[Start of PROVIDED ENTRIES]

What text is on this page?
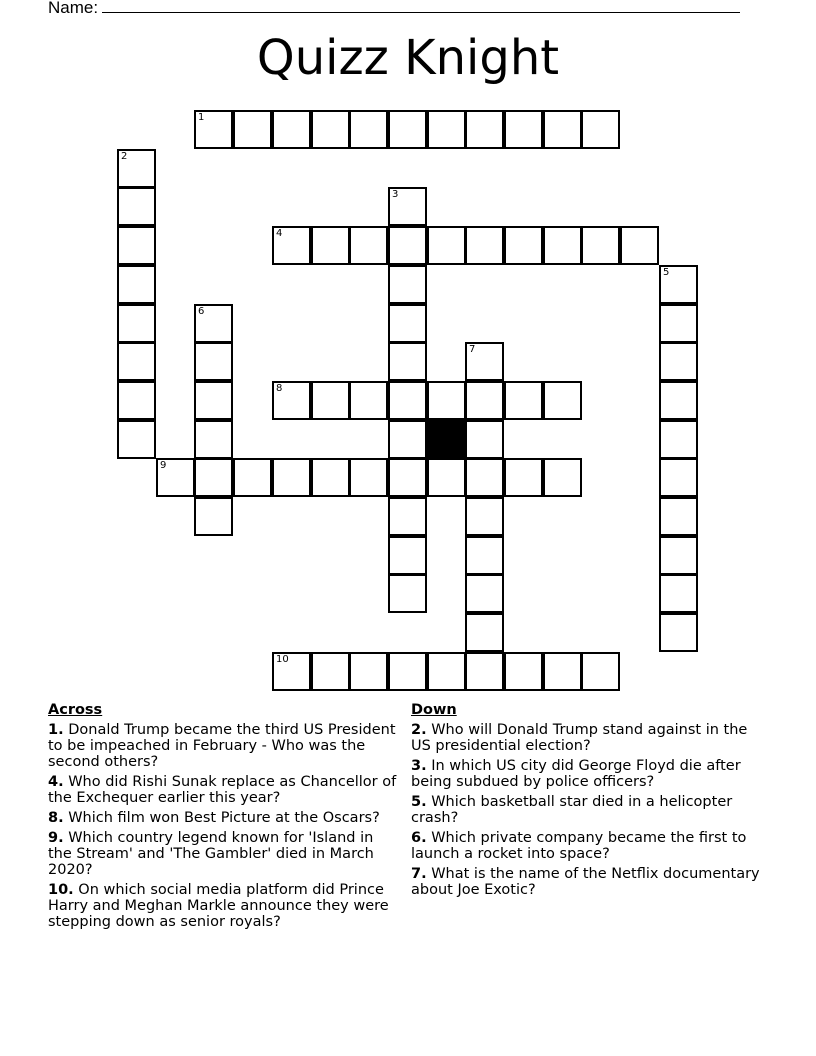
Name:
Quizz Knight
1
4
8
9
10
2
3
5
6
7
Across
1. Donald Trump became the third US President to be impeached in February - Who was the second others?
4. Who did Rishi Sunak replace as Chancellor of the Exchequer earlier this year?
8. Which film won Best Picture at the Oscars?
9. Which country legend known for 'Island in the Stream' and 'The Gambler' died in March 2020?
10. On which social media platform did Prince Harry and Meghan Markle announce they were stepping down as senior royals?
Down
2. Who will Donald Trump stand against in the US presidential election?
3. In which US city did George Floyd die after being subdued by police officers?
5. Which basketball star died in a helicopter crash?
6. Which private company became the first to launch a rocket into space?
7. What is the name of the Netflix documentary about Joe Exotic?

[End of PROVIDED ENTRIES]

GOAL:
Every line of the data above should be quoted exactly. Omit the pictures.

EXERCISE RESULT:
What text is on this page?
Name:
Quizz Knight
1
4
8
9
10
2
3
5
6
7
Across
1. Donald Trump became the third US President to be impeached in February - Who was the second others?
4. Who did Rishi Sunak replace as Chancellor of the Exchequer earlier this year?
8. Which film won Best Picture at the Oscars?
9. Which country legend known for 'Island in the Stream' and 'The Gambler' died in March 2020?
10. On which social media platform did Prince Harry and Meghan Markle announce they were stepping down as senior royals?
Down
2. Who will Donald Trump stand against in the US presidential election?
3. In which US city did George Floyd die after being subdued by police officers?
5. Which basketball star died in a helicopter crash?
6. Which private company became the first to launch a rocket into space?
7. What is the name of the Netflix documentary about Joe Exotic?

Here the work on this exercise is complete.